* Start Dataset *

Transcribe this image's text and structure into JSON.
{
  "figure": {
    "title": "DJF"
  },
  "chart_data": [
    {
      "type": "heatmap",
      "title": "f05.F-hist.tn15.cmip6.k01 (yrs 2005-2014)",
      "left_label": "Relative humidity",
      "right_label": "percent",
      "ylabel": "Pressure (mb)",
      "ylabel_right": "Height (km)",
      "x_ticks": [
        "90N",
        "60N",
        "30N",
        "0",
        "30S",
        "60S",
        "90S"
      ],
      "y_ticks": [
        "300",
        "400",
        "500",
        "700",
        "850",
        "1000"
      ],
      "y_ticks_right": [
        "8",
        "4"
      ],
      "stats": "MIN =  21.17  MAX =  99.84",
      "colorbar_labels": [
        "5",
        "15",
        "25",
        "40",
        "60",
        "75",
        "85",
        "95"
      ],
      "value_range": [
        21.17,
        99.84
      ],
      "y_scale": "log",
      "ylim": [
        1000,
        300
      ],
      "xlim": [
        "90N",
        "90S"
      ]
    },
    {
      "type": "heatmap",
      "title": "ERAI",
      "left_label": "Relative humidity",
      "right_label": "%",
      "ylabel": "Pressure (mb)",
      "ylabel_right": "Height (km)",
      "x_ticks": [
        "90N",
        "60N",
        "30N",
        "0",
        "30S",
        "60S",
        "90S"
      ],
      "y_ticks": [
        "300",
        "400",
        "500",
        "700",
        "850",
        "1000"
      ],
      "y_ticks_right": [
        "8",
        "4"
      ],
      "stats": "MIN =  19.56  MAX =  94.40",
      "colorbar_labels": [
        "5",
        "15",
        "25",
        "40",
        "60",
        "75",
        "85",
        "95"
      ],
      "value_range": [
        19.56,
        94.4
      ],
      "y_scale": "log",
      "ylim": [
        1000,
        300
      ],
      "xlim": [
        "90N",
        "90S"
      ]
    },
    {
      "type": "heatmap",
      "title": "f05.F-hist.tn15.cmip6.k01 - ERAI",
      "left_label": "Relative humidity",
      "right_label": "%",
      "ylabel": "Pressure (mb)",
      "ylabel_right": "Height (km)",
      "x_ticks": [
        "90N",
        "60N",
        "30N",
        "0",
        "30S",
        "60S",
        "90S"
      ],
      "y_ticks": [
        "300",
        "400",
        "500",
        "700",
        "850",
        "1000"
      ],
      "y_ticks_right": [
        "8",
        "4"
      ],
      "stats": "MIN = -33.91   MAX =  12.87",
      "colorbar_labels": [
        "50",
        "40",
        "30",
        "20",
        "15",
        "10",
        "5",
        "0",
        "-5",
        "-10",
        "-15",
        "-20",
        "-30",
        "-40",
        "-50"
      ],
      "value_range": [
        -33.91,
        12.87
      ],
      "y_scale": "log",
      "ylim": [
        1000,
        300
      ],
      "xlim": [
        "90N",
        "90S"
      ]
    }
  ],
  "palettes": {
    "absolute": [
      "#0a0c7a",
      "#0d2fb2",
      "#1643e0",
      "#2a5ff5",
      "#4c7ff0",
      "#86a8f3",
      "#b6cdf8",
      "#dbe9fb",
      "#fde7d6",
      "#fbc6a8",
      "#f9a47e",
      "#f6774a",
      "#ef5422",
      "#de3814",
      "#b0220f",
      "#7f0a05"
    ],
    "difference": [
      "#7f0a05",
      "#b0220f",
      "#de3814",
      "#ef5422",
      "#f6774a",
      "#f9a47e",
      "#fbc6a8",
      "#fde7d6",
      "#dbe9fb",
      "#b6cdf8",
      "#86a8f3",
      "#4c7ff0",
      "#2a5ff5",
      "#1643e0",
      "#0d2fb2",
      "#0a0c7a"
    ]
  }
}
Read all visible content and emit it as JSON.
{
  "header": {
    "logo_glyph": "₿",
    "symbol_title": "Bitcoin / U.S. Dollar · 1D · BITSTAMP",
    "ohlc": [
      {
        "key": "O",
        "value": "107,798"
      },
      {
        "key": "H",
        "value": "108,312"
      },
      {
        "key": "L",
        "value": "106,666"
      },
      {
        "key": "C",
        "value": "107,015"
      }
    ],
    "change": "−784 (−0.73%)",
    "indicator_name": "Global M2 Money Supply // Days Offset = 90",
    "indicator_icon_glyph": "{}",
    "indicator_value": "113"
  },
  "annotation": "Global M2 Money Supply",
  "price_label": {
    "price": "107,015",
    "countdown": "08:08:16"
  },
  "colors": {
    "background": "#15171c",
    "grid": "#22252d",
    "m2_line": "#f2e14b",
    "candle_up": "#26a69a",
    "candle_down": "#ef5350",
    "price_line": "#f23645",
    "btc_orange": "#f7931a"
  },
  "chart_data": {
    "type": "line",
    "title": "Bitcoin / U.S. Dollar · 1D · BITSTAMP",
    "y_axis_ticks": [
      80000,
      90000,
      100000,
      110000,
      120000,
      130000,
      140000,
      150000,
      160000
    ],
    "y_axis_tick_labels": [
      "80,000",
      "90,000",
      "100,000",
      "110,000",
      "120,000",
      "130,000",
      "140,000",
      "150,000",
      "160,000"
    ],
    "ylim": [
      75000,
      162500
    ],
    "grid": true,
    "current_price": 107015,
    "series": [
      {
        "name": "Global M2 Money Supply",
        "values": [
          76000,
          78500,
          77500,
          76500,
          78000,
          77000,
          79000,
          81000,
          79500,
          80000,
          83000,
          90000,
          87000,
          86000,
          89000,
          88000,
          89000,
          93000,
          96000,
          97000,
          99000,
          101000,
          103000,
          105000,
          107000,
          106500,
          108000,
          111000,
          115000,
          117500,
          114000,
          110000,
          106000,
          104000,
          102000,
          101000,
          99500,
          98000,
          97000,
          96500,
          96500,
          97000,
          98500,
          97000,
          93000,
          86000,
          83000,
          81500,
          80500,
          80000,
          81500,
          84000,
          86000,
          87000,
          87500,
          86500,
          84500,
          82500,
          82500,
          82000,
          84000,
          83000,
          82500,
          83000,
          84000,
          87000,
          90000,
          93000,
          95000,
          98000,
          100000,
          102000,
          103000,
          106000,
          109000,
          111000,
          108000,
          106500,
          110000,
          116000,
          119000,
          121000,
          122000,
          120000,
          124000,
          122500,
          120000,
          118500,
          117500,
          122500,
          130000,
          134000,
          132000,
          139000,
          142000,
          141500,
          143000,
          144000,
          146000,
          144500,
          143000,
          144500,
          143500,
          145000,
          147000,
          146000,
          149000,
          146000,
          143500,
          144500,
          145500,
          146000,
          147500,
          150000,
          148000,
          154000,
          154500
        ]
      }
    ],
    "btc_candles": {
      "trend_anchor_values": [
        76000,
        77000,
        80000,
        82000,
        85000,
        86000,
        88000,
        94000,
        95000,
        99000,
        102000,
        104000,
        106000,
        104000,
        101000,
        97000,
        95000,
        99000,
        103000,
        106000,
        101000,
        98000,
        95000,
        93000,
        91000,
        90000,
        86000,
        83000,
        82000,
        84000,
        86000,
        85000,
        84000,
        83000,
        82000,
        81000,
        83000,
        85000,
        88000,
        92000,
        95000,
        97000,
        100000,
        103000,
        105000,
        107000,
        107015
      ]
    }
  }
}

* End Dataset *

◆ **Exercise requirements**
Tally how many lines in the material above hold the word "Global". Write only that number.

◆ **Solution for this exercise**
3